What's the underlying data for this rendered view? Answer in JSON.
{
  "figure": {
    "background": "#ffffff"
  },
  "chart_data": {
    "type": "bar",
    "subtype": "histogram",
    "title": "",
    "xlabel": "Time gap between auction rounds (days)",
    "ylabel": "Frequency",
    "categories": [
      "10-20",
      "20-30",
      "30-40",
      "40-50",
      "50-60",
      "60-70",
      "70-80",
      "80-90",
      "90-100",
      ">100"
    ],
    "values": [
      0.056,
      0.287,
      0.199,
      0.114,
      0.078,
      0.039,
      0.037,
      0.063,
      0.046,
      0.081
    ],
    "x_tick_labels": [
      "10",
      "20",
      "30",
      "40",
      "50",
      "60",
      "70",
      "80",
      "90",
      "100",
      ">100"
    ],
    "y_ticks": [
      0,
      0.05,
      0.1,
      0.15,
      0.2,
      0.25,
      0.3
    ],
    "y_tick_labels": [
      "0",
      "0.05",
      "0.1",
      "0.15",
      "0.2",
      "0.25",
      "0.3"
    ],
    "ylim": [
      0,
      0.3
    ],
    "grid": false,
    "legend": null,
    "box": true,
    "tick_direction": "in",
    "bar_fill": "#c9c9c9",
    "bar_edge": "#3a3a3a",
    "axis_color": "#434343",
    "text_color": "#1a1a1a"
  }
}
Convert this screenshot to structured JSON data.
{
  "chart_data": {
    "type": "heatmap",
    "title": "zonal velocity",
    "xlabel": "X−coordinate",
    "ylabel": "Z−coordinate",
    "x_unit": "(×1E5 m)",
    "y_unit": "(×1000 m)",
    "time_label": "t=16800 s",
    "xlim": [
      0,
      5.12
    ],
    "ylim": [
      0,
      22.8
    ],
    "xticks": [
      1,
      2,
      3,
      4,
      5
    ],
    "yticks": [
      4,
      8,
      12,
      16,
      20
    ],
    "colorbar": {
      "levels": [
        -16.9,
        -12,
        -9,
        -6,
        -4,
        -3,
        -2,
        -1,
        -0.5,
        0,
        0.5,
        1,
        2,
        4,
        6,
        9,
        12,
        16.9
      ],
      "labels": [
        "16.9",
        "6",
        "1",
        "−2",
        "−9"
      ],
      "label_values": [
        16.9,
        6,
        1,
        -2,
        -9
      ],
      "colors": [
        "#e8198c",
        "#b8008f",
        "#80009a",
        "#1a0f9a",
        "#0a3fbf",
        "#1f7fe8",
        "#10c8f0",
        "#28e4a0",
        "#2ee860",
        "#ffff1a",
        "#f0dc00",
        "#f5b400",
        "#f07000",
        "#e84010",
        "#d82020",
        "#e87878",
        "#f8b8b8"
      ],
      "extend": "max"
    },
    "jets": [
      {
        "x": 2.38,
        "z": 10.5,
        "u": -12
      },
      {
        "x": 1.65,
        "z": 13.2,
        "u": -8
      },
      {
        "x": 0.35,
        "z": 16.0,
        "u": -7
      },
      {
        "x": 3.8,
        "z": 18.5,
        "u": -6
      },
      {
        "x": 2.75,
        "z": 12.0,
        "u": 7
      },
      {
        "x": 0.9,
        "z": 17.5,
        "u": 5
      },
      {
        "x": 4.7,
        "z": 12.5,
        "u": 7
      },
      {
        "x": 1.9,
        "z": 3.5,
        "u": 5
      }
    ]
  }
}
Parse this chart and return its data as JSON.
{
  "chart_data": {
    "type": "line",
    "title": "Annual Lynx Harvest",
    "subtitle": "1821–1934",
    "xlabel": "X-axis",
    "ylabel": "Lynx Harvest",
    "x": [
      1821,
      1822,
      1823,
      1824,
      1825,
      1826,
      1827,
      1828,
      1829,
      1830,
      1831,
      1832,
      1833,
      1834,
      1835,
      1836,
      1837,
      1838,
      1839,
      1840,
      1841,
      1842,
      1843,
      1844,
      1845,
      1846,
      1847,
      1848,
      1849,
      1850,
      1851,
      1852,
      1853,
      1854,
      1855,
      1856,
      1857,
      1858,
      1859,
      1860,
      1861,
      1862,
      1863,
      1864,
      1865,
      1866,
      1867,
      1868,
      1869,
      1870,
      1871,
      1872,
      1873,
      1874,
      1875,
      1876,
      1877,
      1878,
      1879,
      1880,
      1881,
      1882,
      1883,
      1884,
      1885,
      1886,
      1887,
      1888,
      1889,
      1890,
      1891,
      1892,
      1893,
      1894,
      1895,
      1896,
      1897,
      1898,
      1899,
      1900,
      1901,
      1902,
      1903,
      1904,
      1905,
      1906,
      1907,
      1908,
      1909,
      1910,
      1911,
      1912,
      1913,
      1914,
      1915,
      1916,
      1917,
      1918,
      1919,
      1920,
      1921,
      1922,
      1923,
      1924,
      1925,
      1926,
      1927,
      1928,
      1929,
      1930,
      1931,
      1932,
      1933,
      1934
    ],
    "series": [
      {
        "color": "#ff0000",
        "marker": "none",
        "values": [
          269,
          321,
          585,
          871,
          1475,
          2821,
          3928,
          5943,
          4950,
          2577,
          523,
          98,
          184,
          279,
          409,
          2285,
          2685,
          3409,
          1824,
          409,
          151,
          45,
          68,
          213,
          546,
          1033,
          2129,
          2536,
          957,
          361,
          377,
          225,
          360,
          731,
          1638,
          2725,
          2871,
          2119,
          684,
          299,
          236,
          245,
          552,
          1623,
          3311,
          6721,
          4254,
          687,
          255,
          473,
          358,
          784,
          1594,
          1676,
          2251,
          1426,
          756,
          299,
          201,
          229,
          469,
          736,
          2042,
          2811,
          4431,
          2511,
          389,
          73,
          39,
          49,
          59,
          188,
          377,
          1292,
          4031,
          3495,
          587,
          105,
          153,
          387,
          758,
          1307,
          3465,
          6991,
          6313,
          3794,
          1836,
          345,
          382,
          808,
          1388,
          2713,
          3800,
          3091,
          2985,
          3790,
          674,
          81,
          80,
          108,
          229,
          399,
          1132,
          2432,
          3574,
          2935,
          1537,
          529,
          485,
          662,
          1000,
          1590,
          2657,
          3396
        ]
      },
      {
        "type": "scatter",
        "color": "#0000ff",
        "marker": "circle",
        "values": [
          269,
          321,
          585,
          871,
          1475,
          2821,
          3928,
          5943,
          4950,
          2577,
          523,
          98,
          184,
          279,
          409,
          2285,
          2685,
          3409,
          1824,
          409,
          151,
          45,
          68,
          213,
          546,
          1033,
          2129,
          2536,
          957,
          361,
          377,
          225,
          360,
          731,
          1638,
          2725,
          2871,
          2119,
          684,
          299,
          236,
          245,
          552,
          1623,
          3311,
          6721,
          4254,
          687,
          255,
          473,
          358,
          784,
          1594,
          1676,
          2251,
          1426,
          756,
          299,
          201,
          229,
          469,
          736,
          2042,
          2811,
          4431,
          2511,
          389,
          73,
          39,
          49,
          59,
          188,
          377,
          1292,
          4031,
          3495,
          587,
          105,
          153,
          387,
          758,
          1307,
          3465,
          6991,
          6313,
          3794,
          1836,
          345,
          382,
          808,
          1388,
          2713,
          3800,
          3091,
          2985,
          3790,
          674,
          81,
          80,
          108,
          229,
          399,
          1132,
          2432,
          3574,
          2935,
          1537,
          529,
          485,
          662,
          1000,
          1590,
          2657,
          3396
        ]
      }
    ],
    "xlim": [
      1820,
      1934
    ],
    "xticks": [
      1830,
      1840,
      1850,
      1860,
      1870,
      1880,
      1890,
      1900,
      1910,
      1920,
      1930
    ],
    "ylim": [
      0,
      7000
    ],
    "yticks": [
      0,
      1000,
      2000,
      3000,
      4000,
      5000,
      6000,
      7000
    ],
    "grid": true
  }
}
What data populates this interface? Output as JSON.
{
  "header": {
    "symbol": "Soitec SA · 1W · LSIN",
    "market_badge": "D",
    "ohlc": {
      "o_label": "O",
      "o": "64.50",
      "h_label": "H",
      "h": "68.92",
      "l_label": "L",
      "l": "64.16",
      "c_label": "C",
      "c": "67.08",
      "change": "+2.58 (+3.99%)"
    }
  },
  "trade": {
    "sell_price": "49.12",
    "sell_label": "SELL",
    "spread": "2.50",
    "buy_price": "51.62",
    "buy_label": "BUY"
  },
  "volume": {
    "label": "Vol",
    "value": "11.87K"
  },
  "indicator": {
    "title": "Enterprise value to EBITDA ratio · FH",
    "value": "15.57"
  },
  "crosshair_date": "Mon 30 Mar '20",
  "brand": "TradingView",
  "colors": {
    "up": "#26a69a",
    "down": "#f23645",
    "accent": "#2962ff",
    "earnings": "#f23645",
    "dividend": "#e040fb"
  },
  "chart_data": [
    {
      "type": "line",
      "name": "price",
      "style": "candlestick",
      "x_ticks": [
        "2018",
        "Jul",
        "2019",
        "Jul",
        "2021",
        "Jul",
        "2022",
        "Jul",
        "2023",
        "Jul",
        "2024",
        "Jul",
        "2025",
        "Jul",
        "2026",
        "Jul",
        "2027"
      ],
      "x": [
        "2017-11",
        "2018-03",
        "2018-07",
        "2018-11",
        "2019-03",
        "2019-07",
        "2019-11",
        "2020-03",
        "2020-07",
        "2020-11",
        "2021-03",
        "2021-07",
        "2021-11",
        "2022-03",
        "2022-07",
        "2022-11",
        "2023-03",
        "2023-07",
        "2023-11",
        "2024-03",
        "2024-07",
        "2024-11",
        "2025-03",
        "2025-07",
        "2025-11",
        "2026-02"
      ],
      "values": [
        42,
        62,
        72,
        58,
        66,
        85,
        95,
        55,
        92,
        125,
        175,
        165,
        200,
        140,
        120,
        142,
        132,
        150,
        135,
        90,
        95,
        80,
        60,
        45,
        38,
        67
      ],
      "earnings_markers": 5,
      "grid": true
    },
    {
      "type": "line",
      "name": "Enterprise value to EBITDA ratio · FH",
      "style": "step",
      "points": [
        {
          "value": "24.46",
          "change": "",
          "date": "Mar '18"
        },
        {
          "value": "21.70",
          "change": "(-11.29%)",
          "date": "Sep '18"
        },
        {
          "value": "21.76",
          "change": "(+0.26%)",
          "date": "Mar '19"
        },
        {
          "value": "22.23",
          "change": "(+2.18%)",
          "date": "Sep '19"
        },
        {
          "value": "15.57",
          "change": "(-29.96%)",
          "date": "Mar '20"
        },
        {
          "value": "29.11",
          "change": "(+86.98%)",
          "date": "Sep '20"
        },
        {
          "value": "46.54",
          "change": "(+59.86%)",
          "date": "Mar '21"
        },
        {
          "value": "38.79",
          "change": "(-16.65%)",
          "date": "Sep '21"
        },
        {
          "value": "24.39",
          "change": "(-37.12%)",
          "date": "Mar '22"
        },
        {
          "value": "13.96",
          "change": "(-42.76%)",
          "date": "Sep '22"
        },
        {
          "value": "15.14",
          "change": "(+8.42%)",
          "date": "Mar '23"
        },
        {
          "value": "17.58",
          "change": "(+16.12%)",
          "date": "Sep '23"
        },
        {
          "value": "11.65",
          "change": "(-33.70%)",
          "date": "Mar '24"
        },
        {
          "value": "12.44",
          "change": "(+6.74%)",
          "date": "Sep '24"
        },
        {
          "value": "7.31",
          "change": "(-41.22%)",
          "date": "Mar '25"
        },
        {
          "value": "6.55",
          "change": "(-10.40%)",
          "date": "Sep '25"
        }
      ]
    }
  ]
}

★ ★ ★

# Written instruction
Show the lines of the records that contain the word "xlabel".

# Problem solution
    "xlabel": "Time gap between auction rounds (days)",
    "xlabel": "X−coordinate",
    "xlabel": "X-axis",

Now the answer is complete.